▶ **Set task**
The required output consists solely of the lines from the line containing "Transcribe the text in this document." through the end of the records, copied exactly.

▶ **Recorded information**

►

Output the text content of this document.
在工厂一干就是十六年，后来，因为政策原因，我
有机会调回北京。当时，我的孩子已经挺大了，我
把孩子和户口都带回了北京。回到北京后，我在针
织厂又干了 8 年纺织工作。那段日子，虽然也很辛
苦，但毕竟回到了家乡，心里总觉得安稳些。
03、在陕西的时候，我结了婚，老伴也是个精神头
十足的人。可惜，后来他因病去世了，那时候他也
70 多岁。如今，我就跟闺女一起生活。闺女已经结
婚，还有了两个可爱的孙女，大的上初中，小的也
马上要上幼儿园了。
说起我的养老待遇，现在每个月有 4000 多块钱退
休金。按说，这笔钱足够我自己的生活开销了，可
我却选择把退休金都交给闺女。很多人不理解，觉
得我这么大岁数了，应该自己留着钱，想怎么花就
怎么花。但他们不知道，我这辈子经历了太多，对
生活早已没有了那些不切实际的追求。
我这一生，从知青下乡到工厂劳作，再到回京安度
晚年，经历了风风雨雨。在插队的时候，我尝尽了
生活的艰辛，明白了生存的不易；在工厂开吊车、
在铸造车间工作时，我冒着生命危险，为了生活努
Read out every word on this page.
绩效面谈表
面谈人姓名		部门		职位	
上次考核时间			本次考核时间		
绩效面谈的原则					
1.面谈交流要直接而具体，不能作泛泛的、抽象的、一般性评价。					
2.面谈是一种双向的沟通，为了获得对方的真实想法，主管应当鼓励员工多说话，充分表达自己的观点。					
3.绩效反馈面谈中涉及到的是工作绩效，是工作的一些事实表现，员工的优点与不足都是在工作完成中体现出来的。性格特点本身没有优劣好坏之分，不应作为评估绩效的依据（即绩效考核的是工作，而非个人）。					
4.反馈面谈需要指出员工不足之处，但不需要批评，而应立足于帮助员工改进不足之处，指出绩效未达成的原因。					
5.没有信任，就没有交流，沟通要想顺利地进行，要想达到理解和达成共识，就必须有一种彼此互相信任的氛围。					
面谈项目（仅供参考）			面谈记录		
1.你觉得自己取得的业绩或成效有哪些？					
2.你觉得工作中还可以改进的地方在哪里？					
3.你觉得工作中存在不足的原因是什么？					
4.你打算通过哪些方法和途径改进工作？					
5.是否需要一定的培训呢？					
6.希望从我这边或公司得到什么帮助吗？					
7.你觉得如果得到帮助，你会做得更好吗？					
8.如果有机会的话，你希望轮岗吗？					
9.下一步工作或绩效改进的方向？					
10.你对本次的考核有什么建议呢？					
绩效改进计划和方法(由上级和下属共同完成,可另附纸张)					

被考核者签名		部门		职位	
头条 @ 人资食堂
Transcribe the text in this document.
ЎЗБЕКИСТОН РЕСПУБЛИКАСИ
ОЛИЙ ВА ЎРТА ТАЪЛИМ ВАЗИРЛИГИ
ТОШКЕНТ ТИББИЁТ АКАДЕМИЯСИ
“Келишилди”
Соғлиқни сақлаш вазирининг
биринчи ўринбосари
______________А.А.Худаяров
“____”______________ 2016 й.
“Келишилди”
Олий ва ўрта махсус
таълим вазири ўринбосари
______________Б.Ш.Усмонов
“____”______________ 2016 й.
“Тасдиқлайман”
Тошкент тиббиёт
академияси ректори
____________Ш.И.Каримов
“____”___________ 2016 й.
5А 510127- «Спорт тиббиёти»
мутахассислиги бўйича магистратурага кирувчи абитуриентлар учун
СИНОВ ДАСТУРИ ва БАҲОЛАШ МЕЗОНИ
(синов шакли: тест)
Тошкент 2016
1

◄

▶ **Task answer**
Transcribe the text in this document.
ЎЗБЕКИСТОН РЕСПУБЛИКАСИ
ОЛИЙ ВА ЎРТА ТАЪЛИМ ВАЗИРЛИГИ
ТОШКЕНТ ТИББИЁТ АКАДЕМИЯСИ
“Келишилди”
Соғлиқни сақлаш вазирининг
биринчи ўринбосари
______________А.А.Худаяров
“____”______________ 2016 й.
“Келишилди”
Олий ва ўрта махсус
таълим вазири ўринбосари
______________Б.Ш.Усмонов
“____”______________ 2016 й.
“Тасдиқлайман”
Тошкент тиббиёт
академияси ректори
____________Ш.И.Каримов
“____”___________ 2016 й.
5А 510127- «Спорт тиббиёти»
мутахассислиги бўйича магистратурага кирувчи абитуриентлар учун
СИНОВ ДАСТУРИ ва БАҲОЛАШ МЕЗОНИ
(синов шакли: тест)
Тошкент 2016
1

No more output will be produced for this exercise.